# Record set start
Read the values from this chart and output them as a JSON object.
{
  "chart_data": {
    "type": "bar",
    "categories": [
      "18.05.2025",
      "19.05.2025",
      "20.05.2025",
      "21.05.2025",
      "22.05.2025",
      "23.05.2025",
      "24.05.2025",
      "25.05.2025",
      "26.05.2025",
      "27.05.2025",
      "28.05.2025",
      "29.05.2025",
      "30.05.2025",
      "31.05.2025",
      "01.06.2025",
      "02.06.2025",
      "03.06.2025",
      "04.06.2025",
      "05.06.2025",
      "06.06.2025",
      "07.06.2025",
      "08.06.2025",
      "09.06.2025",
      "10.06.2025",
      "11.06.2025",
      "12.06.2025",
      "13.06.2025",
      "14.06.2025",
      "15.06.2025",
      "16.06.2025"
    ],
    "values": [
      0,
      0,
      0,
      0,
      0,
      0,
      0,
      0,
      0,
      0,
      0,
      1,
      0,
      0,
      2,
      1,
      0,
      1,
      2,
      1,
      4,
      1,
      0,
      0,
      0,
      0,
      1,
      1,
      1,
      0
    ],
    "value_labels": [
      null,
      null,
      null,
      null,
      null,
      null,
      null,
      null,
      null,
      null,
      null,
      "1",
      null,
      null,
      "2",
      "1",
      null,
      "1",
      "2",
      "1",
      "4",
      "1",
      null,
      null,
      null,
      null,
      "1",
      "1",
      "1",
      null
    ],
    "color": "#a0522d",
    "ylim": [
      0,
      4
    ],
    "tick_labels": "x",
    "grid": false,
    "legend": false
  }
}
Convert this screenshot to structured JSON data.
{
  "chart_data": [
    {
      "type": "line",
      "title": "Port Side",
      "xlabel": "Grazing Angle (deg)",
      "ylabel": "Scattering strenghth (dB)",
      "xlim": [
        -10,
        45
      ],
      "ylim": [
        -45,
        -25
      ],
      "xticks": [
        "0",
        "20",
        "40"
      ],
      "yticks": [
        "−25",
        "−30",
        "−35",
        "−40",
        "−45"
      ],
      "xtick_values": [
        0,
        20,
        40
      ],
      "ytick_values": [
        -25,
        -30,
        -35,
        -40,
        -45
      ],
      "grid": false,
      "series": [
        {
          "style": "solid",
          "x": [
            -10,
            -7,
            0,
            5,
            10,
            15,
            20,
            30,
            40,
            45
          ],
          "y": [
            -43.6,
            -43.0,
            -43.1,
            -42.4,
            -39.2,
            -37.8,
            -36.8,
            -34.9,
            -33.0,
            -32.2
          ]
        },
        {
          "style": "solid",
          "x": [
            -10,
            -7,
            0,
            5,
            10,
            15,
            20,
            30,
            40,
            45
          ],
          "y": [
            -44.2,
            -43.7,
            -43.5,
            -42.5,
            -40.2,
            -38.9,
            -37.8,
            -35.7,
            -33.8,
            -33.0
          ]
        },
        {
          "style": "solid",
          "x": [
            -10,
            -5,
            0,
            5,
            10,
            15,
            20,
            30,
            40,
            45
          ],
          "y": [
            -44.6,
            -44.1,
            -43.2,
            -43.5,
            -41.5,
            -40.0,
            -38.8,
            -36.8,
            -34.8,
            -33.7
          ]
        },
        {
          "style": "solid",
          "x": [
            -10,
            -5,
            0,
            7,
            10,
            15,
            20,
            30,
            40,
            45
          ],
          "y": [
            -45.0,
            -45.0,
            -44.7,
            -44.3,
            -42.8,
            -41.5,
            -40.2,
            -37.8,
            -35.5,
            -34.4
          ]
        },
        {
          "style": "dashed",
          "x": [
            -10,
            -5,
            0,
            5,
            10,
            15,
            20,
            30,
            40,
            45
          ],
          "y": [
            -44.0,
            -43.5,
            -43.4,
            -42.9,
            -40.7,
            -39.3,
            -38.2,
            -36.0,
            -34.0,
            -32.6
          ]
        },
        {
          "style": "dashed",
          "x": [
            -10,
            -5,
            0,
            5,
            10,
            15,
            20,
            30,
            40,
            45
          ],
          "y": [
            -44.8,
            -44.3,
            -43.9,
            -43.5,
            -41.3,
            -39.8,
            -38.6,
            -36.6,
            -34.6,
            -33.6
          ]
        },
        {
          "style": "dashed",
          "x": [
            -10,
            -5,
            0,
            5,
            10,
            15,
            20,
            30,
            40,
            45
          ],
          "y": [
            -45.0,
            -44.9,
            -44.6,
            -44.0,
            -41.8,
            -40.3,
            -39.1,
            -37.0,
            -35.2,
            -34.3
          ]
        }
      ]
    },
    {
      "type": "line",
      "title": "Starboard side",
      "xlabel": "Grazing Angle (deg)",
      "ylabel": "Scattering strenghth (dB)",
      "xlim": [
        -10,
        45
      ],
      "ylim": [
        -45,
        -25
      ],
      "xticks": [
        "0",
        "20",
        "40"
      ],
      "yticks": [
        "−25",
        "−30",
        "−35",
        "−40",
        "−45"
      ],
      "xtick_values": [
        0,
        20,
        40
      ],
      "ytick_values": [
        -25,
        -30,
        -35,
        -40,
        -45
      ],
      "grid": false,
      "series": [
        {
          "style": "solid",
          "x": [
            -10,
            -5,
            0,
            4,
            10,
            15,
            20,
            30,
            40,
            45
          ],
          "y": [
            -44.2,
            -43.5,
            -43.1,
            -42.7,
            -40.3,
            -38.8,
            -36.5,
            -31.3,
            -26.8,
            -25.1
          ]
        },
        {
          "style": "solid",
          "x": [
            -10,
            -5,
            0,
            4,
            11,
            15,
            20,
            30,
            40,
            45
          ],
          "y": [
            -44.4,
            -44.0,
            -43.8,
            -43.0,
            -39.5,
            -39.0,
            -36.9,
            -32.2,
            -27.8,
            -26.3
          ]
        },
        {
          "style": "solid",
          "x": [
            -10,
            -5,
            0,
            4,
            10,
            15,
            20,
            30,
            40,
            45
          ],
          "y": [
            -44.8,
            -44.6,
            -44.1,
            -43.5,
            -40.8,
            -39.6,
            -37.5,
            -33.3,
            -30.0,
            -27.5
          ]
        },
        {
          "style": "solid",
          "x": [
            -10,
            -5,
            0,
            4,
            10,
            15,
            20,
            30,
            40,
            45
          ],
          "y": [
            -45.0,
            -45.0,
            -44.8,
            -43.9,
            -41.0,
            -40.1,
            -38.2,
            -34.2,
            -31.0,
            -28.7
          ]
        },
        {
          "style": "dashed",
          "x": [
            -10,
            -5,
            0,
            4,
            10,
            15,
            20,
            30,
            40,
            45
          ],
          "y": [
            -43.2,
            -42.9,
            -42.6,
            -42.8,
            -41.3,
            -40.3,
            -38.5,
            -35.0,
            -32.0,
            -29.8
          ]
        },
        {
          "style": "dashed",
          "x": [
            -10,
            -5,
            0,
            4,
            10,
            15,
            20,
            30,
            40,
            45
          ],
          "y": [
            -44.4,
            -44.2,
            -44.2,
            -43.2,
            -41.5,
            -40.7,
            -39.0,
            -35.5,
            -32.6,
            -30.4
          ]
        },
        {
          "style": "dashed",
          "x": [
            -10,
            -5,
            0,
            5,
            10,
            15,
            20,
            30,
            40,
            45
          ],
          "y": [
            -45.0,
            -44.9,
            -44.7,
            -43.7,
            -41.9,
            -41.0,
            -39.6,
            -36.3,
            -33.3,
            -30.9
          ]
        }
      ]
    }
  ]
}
# Record set end
◆ **What is required**
Please reproduce the entire listing, exactly as shown.

◆ **Written response**
Read the values from this chart and output them as a JSON object.
{
  "chart_data": {
    "type": "bar",
    "categories": [
      "18.05.2025",
      "19.05.2025",
      "20.05.2025",
      "21.05.2025",
      "22.05.2025",
      "23.05.2025",
      "24.05.2025",
      "25.05.2025",
      "26.05.2025",
      "27.05.2025",
      "28.05.2025",
      "29.05.2025",
      "30.05.2025",
      "31.05.2025",
      "01.06.2025",
      "02.06.2025",
      "03.06.2025",
      "04.06.2025",
      "05.06.2025",
      "06.06.2025",
      "07.06.2025",
      "08.06.2025",
      "09.06.2025",
      "10.06.2025",
      "11.06.2025",
      "12.06.2025",
      "13.06.2025",
      "14.06.2025",
      "15.06.2025",
      "16.06.2025"
    ],
    "values": [
      0,
      0,
      0,
      0,
      0,
      0,
      0,
      0,
      0,
      0,
      0,
      1,
      0,
      0,
      2,
      1,
      0,
      1,
      2,
      1,
      4,
      1,
      0,
      0,
      0,
      0,
      1,
      1,
      1,
      0
    ],
    "value_labels": [
      null,
      null,
      null,
      null,
      null,
      null,
      null,
      null,
      null,
      null,
      null,
      "1",
      null,
      null,
      "2",
      "1",
      null,
      "1",
      "2",
      "1",
      "4",
      "1",
      null,
      null,
      null,
      null,
      "1",
      "1",
      "1",
      null
    ],
    "color": "#a0522d",
    "ylim": [
      0,
      4
    ],
    "tick_labels": "x",
    "grid": false,
    "legend": false
  }
}
Convert this screenshot to structured JSON data.
{
  "chart_data": [
    {
      "type": "line",
      "title": "Port Side",
      "xlabel": "Grazing Angle (deg)",
      "ylabel": "Scattering strenghth (dB)",
      "xlim": [
        -10,
        45
      ],
      "ylim": [
        -45,
        -25
      ],
      "xticks": [
        "0",
        "20",
        "40"
      ],
      "yticks": [
        "−25",
        "−30",
        "−35",
        "−40",
        "−45"
      ],
      "xtick_values": [
        0,
        20,
        40
      ],
      "ytick_values": [
        -25,
        -30,
        -35,
        -40,
        -45
      ],
      "grid": false,
      "series": [
        {
          "style": "solid",
          "x": [
            -10,
            -7,
            0,
            5,
            10,
            15,
            20,
            30,
            40,
            45
          ],
          "y": [
            -43.6,
            -43.0,
            -43.1,
            -42.4,
            -39.2,
            -37.8,
            -36.8,
            -34.9,
            -33.0,
            -32.2
          ]
        },
        {
          "style": "solid",
          "x": [
            -10,
            -7,
            0,
            5,
            10,
            15,
            20,
            30,
            40,
            45
          ],
          "y": [
            -44.2,
            -43.7,
            -43.5,
            -42.5,
            -40.2,
            -38.9,
            -37.8,
            -35.7,
            -33.8,
            -33.0
          ]
        },
        {
          "style": "solid",
          "x": [
            -10,
            -5,
            0,
            5,
            10,
            15,
            20,
            30,
            40,
            45
          ],
          "y": [
            -44.6,
            -44.1,
            -43.2,
            -43.5,
            -41.5,
            -40.0,
            -38.8,
            -36.8,
            -34.8,
            -33.7
          ]
        },
        {
          "style": "solid",
          "x": [
            -10,
            -5,
            0,
            7,
            10,
            15,
            20,
            30,
            40,
            45
          ],
          "y": [
            -45.0,
            -45.0,
            -44.7,
            -44.3,
            -42.8,
            -41.5,
            -40.2,
            -37.8,
            -35.5,
            -34.4
          ]
        },
        {
          "style": "dashed",
          "x": [
            -10,
            -5,
            0,
            5,
            10,
            15,
            20,
            30,
            40,
            45
          ],
          "y": [
            -44.0,
            -43.5,
            -43.4,
            -42.9,
            -40.7,
            -39.3,
            -38.2,
            -36.0,
            -34.0,
            -32.6
          ]
        },
        {
          "style": "dashed",
          "x": [
            -10,
            -5,
            0,
            5,
            10,
            15,
            20,
            30,
            40,
            45
          ],
          "y": [
            -44.8,
            -44.3,
            -43.9,
            -43.5,
            -41.3,
            -39.8,
            -38.6,
            -36.6,
            -34.6,
            -33.6
          ]
        },
        {
          "style": "dashed",
          "x": [
            -10,
            -5,
            0,
            5,
            10,
            15,
            20,
            30,
            40,
            45
          ],
          "y": [
            -45.0,
            -44.9,
            -44.6,
            -44.0,
            -41.8,
            -40.3,
            -39.1,
            -37.0,
            -35.2,
            -34.3
          ]
        }
      ]
    },
    {
      "type": "line",
      "title": "Starboard side",
      "xlabel": "Grazing Angle (deg)",
      "ylabel": "Scattering strenghth (dB)",
      "xlim": [
        -10,
        45
      ],
      "ylim": [
        -45,
        -25
      ],
      "xticks": [
        "0",
        "20",
        "40"
      ],
      "yticks": [
        "−25",
        "−30",
        "−35",
        "−40",
        "−45"
      ],
      "xtick_values": [
        0,
        20,
        40
      ],
      "ytick_values": [
        -25,
        -30,
        -35,
        -40,
        -45
      ],
      "grid": false,
      "series": [
        {
          "style": "solid",
          "x": [
            -10,
            -5,
            0,
            4,
            10,
            15,
            20,
            30,
            40,
            45
          ],
          "y": [
            -44.2,
            -43.5,
            -43.1,
            -42.7,
            -40.3,
            -38.8,
            -36.5,
            -31.3,
            -26.8,
            -25.1
          ]
        },
        {
          "style": "solid",
          "x": [
            -10,
            -5,
            0,
            4,
            11,
            15,
            20,
            30,
            40,
            45
          ],
          "y": [
            -44.4,
            -44.0,
            -43.8,
            -43.0,
            -39.5,
            -39.0,
            -36.9,
            -32.2,
            -27.8,
            -26.3
          ]
        },
        {
          "style": "solid",
          "x": [
            -10,
            -5,
            0,
            4,
            10,
            15,
            20,
            30,
            40,
            45
          ],
          "y": [
            -44.8,
            -44.6,
            -44.1,
            -43.5,
            -40.8,
            -39.6,
            -37.5,
            -33.3,
            -30.0,
            -27.5
          ]
        },
        {
          "style": "solid",
          "x": [
            -10,
            -5,
            0,
            4,
            10,
            15,
            20,
            30,
            40,
            45
          ],
          "y": [
            -45.0,
            -45.0,
            -44.8,
            -43.9,
            -41.0,
            -40.1,
            -38.2,
            -34.2,
            -31.0,
            -28.7
          ]
        },
        {
          "style": "dashed",
          "x": [
            -10,
            -5,
            0,
            4,
            10,
            15,
            20,
            30,
            40,
            45
          ],
          "y": [
            -43.2,
            -42.9,
            -42.6,
            -42.8,
            -41.3,
            -40.3,
            -38.5,
            -35.0,
            -32.0,
            -29.8
          ]
        },
        {
          "style": "dashed",
          "x": [
            -10,
            -5,
            0,
            4,
            10,
            15,
            20,
            30,
            40,
            45
          ],
          "y": [
            -44.4,
            -44.2,
            -44.2,
            -43.2,
            -41.5,
            -40.7,
            -39.0,
            -35.5,
            -32.6,
            -30.4
          ]
        },
        {
          "style": "dashed",
          "x": [
            -10,
            -5,
            0,
            5,
            10,
            15,
            20,
            30,
            40,
            45
          ],
          "y": [
            -45.0,
            -44.9,
            -44.7,
            -43.7,
            -41.9,
            -41.0,
            -39.6,
            -36.3,
            -33.3,
            -30.9
          ]
        }
      ]
    }
  ]
}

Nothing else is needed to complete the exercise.